| What you should do |
Tally up the lines below that include the word "instagram". Answer with the number alone.

| Task material |
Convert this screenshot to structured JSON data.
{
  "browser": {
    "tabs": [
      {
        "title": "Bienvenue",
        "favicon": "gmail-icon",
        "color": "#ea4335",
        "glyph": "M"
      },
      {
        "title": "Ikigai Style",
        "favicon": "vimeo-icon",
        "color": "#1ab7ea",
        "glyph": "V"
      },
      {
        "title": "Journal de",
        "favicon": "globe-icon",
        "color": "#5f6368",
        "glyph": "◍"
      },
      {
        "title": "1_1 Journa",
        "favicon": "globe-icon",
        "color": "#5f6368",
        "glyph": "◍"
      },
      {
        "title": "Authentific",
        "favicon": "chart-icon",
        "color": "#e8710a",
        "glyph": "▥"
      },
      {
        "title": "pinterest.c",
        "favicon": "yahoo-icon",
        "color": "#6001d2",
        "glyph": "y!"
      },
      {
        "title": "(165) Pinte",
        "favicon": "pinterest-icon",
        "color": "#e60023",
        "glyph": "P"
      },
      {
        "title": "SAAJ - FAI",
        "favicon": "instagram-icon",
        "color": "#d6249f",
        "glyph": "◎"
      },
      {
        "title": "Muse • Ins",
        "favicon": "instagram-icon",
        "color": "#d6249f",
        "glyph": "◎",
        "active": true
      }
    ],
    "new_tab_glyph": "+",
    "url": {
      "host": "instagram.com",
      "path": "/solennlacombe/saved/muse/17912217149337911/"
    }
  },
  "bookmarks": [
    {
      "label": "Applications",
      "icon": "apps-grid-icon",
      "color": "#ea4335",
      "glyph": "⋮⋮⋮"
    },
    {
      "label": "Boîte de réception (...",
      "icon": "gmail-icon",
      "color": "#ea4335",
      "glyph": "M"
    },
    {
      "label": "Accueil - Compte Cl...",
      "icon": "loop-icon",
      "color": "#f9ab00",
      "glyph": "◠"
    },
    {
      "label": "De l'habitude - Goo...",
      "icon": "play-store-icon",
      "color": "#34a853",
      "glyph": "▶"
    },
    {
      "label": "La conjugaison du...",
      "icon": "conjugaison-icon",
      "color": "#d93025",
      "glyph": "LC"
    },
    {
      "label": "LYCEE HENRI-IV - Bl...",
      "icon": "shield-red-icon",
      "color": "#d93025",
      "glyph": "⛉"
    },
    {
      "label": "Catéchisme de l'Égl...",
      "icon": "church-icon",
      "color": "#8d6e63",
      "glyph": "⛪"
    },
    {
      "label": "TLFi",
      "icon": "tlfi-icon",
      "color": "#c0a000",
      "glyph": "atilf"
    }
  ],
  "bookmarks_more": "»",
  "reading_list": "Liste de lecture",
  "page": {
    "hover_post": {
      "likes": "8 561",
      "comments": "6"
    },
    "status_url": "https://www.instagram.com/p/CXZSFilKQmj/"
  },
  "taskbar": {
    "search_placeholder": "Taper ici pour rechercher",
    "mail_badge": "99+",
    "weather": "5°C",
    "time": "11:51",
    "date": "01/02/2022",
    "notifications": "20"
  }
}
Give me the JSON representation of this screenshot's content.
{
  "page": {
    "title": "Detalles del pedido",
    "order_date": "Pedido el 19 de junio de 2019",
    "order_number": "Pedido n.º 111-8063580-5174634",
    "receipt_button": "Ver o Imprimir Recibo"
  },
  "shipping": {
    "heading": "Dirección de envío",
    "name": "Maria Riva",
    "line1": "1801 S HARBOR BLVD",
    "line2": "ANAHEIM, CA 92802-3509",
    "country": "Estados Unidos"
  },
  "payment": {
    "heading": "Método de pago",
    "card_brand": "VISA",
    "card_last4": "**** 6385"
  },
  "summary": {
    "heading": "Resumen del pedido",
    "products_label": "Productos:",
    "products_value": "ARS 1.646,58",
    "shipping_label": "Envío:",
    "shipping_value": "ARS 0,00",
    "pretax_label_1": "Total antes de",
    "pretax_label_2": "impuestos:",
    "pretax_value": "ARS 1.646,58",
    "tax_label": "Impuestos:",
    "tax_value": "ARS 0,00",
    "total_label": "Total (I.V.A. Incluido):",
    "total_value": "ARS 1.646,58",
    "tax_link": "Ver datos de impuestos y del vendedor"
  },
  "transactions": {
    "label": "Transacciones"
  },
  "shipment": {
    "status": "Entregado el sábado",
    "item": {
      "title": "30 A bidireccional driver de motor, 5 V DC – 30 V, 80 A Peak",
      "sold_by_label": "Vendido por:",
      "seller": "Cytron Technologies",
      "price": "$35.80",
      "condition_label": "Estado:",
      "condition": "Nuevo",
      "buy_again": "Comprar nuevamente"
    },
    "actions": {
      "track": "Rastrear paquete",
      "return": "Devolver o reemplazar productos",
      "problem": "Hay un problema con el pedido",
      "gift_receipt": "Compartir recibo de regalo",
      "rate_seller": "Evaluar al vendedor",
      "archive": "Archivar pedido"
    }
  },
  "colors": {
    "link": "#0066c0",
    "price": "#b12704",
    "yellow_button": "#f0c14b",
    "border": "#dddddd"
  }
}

| Complete answer |
4